What to produce>
Using the listing below, select the lines with the word "icon" and copy them.
>> START Dataset entries
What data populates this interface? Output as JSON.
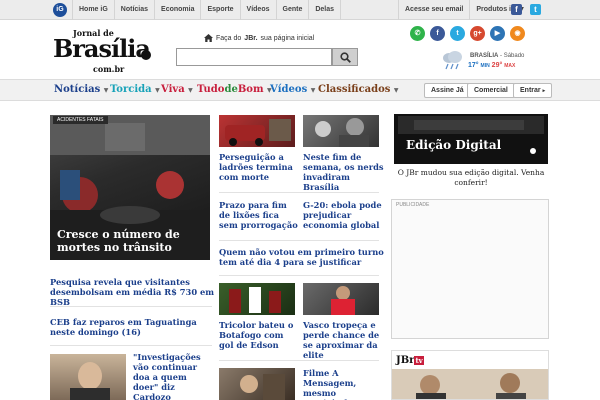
{
  "topbar": {
    "logo_text": "iG",
    "links": [
      "Home iG",
      "Notícias",
      "Economia",
      "Esporte",
      "Vídeos",
      "Gente",
      "Delas"
    ],
    "access_email": "Acesse seu email",
    "produtos": "Produtos iG",
    "facebook": "f",
    "twitter": "t"
  },
  "header": {
    "logo_jornal": "Jornal de",
    "logo_brasilia": "Brasília",
    "logo_combr": "com.br",
    "homepage_prefix": "Faça do",
    "homepage_brand": "JBr.",
    "homepage_suffix": "sua página inicial",
    "search_placeholder": "",
    "weather": {
      "city": "BRASÍLIA",
      "day": "Sábado",
      "min": "17°",
      "min_label": "MIN",
      "max": "29°",
      "max_label": "MAX"
    },
    "social": [
      {
        "icon": "whatsapp-icon",
        "glyph": "✆",
        "color": "#2fb34a"
      },
      {
        "icon": "facebook-icon",
        "glyph": "f",
        "color": "#3b5998"
      },
      {
        "icon": "twitter-icon",
        "glyph": "t",
        "color": "#2aa9e0"
      },
      {
        "icon": "google-plus-icon",
        "glyph": "g+",
        "color": "#d6492f"
      },
      {
        "icon": "youtube-icon",
        "glyph": "▶",
        "color": "#2d74b5"
      },
      {
        "icon": "rss-icon",
        "glyph": "◉",
        "color": "#f0891e"
      }
    ]
  },
  "nav": {
    "items": [
      {
        "label": "Notícias",
        "color": "#1b3f8b"
      },
      {
        "label": "Torcida",
        "color": "#17a2b8"
      },
      {
        "label": "Viva",
        "color": "#c81e3c"
      },
      {
        "label_a": "Tudo",
        "label_b": "de",
        "label_c": "Bom",
        "color_a": "#c81e3c",
        "color_b": "#2c8a3c",
        "color_c": "#c81e3c"
      },
      {
        "label": "Vídeos",
        "color": "#1b6fc0"
      },
      {
        "label": "Classificados",
        "color": "#7a3f1a"
      }
    ],
    "assine": "Assine Já",
    "comercial": "Comercial",
    "entrar": "Entrar"
  },
  "main": {
    "featured_tag": "ACIDENTES FATAIS",
    "featured_caption": "Cresce o número de mortes no trânsito",
    "left_headlines": [
      "Pesquisa revela que visitantes desembolsam em média R$ 730 em BSB",
      "CEB faz reparos em Taguatinga neste domingo (16)"
    ],
    "quote_headline": "\"Investigações vão continuar doa a quem doer\" diz Cardozo",
    "mid_grid": [
      "Perseguição a ladrões termina com morte",
      "Neste fim de semana, os nerds invadiram Brasília",
      "Prazo para fim de lixões fica sem prorrogação",
      "G-20: ebola pode prejudicar economia global"
    ],
    "wide_headline": "Quem não votou em primeiro turno tem até dia 4 para se justificar",
    "sport_grid": [
      "Tricolor bateu o Botafogo com gol de Edson",
      "Vasco tropeça e perde chance de se aproximar da elite"
    ],
    "film_headline": "Filme A Mensagem, mesmo previsível,"
  },
  "sidebar": {
    "edicao_title": "Edição Digital",
    "edicao_text": "O JBr mudou sua edição digital. Venha conferir!",
    "ad_label": "PUBLICIDADE",
    "jbtv_logo": "JBr",
    "jbtv_suffix": "tv"
  },
  "colors": {
    "headline": "#1b3f8b",
    "accent_red": "#c81e3c"
  }
}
>> END Dataset entries
Result for this task>
        "icon": "whatsapp-icon",
        "icon": "facebook-icon",
        "icon": "twitter-icon",
        "icon": "google-plus-icon",
        "icon": "youtube-icon",
        "icon": "rss-icon",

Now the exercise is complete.